# TASK
What is the number of lines in the data holding the word "Bangkok"? Give that number by itself.

___

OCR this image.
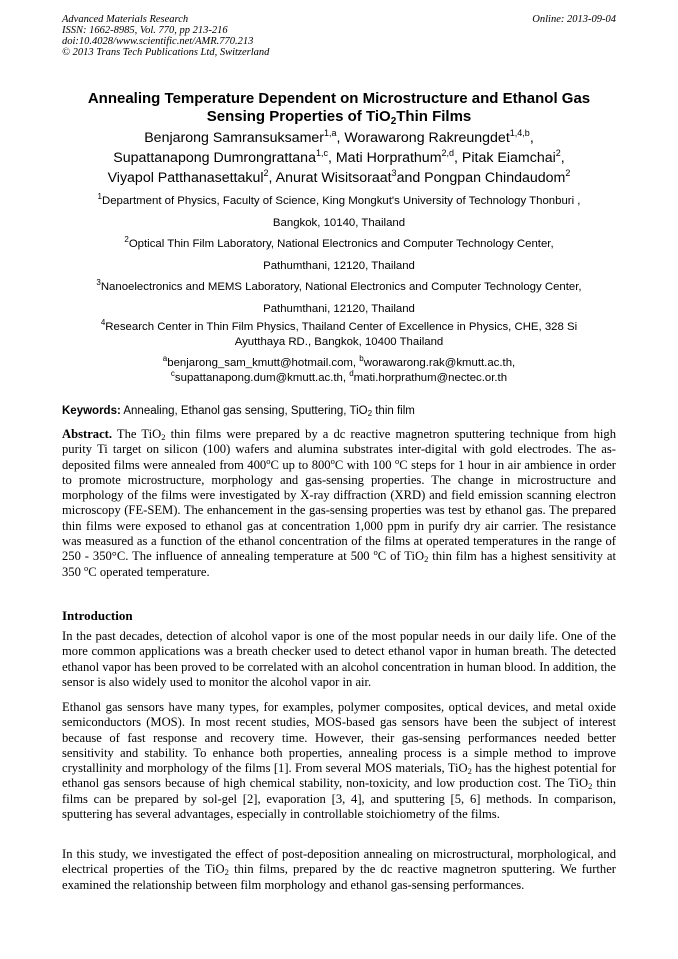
Advanced Materials Research
ISSN: 1662-8985, Vol. 770, pp 213-216
doi:10.4028/www.scientific.net/AMR.770.213
© 2013 Trans Tech Publications Ltd, Switzerland
Online: 2013-09-04
Annealing Temperature Dependent on Microstructure and Ethanol Gas
Sensing Properties of TiO$_2$Thin Films
Benjarong Samransuksamer$^{1,a}$, Worawarong Rakreungdet$^{1,4,b}$,
Supattanapong Dumrongrattana$^{1,c}$, Mati Horprathum$^{2,d}$, Pitak Eiamchai$^2$,
Viyapol Patthanasettakul$^2$, Anurat Wisitsoraat$^3$and Pongpan Chindaudom$^2$
$^1$Department of Physics, Faculty of Science, King Mongkut's University of Technology Thonburi ,
Bangkok, 10140, Thailand
$^2$Optical Thin Film Laboratory, National Electronics and Computer Technology Center,
Pathumthani, 12120, Thailand
$^3$Nanoelectronics and MEMS Laboratory, National Electronics and Computer Technology Center,
Pathumthani, 12120, Thailand
$^4$Research Center in Thin Film Physics, Thailand Center of Excellence in Physics, CHE, 328 Si
Ayutthaya RD., Bangkok, 10400 Thailand
$^a$benjarong_sam_kmutt@hotmail.com, $^b$worawarong.rak@kmutt.ac.th,
$^c$supattanapong.dum@kmutt.ac.th, $^d$mati.horprathum@nectec.or.th
Keywords: Annealing, Ethanol gas sensing, Sputtering, TiO$_2$ thin film
Abstract. The TiO$_2$ thin films were prepared by a dc reactive magnetron sputtering technique from high purity Ti target on silicon (100) wafers and alumina substrates inter-digital with gold electrodes. The as-deposited films were annealed from 400$^o$C up to 800$^o$C with 100 $^o$C steps for 1 hour in air ambience in order to promote microstructure, morphology and gas-sensing properties. The change in microstructure and morphology of the films were investigated by X-ray diffraction (XRD) and field emission scanning electron microscopy (FE-SEM). The enhancement in the gas-sensing properties was test by ethanol gas. The prepared thin films were exposed to ethanol gas at concentration 1,000 ppm in purify dry air carrier. The resistance was measured as a function of the ethanol concentration of the films at operated temperatures in the range of 250 - 350°C. The influence of annealing temperature at 500 $^o$C of TiO$_2$ thin film has a highest sensitivity at 350 $^o$C operated temperature.
Introduction
In the past decades, detection of alcohol vapor is one of the most popular needs in our daily life. One of the more common applications was a breath checker used to detect ethanol vapor in human breath. The detected ethanol vapor has been proved to be correlated with an alcohol concentration in human blood. In addition, the sensor is also widely used to monitor the alcohol vapor in air.
Ethanol gas sensors have many types, for examples, polymer composites, optical devices, and metal oxide semiconductors (MOS). In most recent studies, MOS-based gas sensors have been the subject of interest because of fast response and recovery time. However, their gas-sensing performances needed better sensitivity and stability. To enhance both properties, annealing process is a simple method to improve crystallinity and morphology of the films [1]. From several MOS materials, TiO$_2$ has the highest potential for ethanol gas sensors because of high chemical stability, non-toxicity, and low production cost. The TiO$_2$ thin films can be prepared by sol-gel [2], evaporation [3, 4], and sputtering [5, 6] methods. In comparison, sputtering has several advantages, especially in controllable stoichiometry of the films.
In this study, we investigated the effect of post-deposition annealing on microstructural, morphological, and electrical properties of the TiO$_2$ thin films, prepared by the dc reactive magnetron sputtering. We further examined the relationship between film morphology and ethanol gas-sensing performances.
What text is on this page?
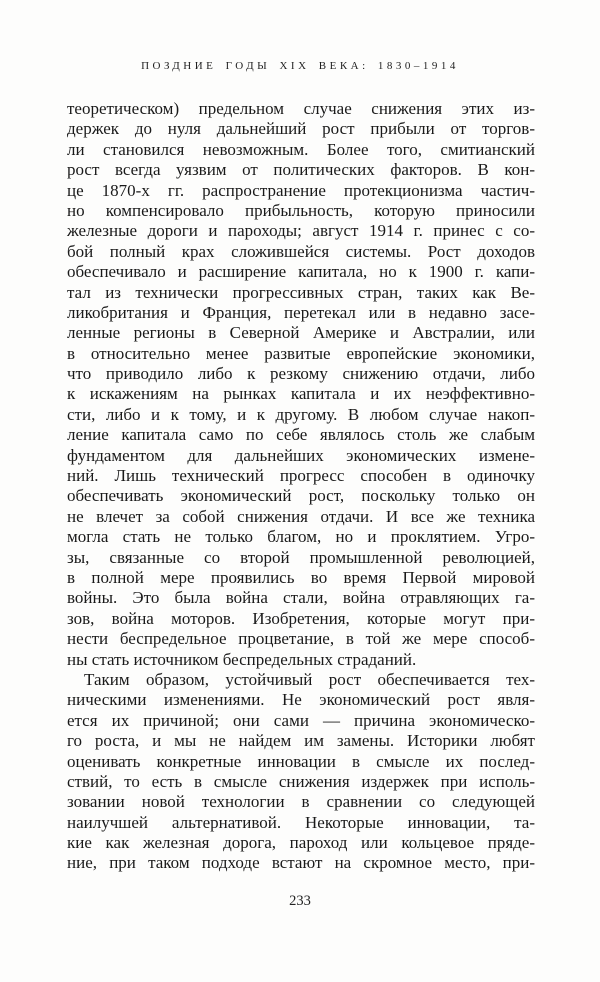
ПОЗДНИЕ ГОДЫ XIX ВЕКА: 1830–1914
теоретическом) предельном случае снижения этих из-
держек до нуля дальнейший рост прибыли от торгов-
ли становился невозможным. Более того, смитианский
рост всегда уязвим от политических факторов. В кон-
це 1870-х гг. распространение протекционизма частич-
но компенсировало прибыльность, которую приносили
железные дороги и пароходы; август 1914 г. принес с со-
бой полный крах сложившейся системы. Рост доходов
обеспечивало и расширение капитала, но к 1900 г. капи-
тал из технически прогрессивных стран, таких как Ве-
ликобритания и Франция, перетекал или в недавно засе-
ленные регионы в Северной Америке и Австралии, или
в относительно менее развитые европейские экономики,
что приводило либо к резкому снижению отдачи, либо
к искажениям на рынках капитала и их неэффективно-
сти, либо и к тому, и к другому. В любом случае накоп-
ление капитала само по себе являлось столь же слабым
фундаментом для дальнейших экономических измене-
ний. Лишь технический прогресс способен в одиночку
обеспечивать экономический рост, поскольку только он
не влечет за собой снижения отдачи. И все же техника
могла стать не только благом, но и проклятием. Угро-
зы, связанные со второй промышленной революцией,
в полной мере проявились во время Первой мировой
войны. Это была война стали, война отравляющих га-
зов, война моторов. Изобретения, которые могут при-
нести беспредельное процветание, в той же мере способ-
ны стать источником беспредельных страданий.
Таким образом, устойчивый рост обеспечивается тех-
ническими изменениями. Не экономический рост явля-
ется их причиной; они сами — причина экономическо-
го роста, и мы не найдем им замены. Историки любят
оценивать конкретные инновации в смысле их послед-
ствий, то есть в смысле снижения издержек при исполь-
зовании новой технологии в сравнении со следующей
наилучшей альтернативой. Некоторые инновации, та-
кие как железная дорога, пароход или кольцевое пряде-
ние, при таком подходе встают на скромное место, при-
233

___

# FULL ANSWER
2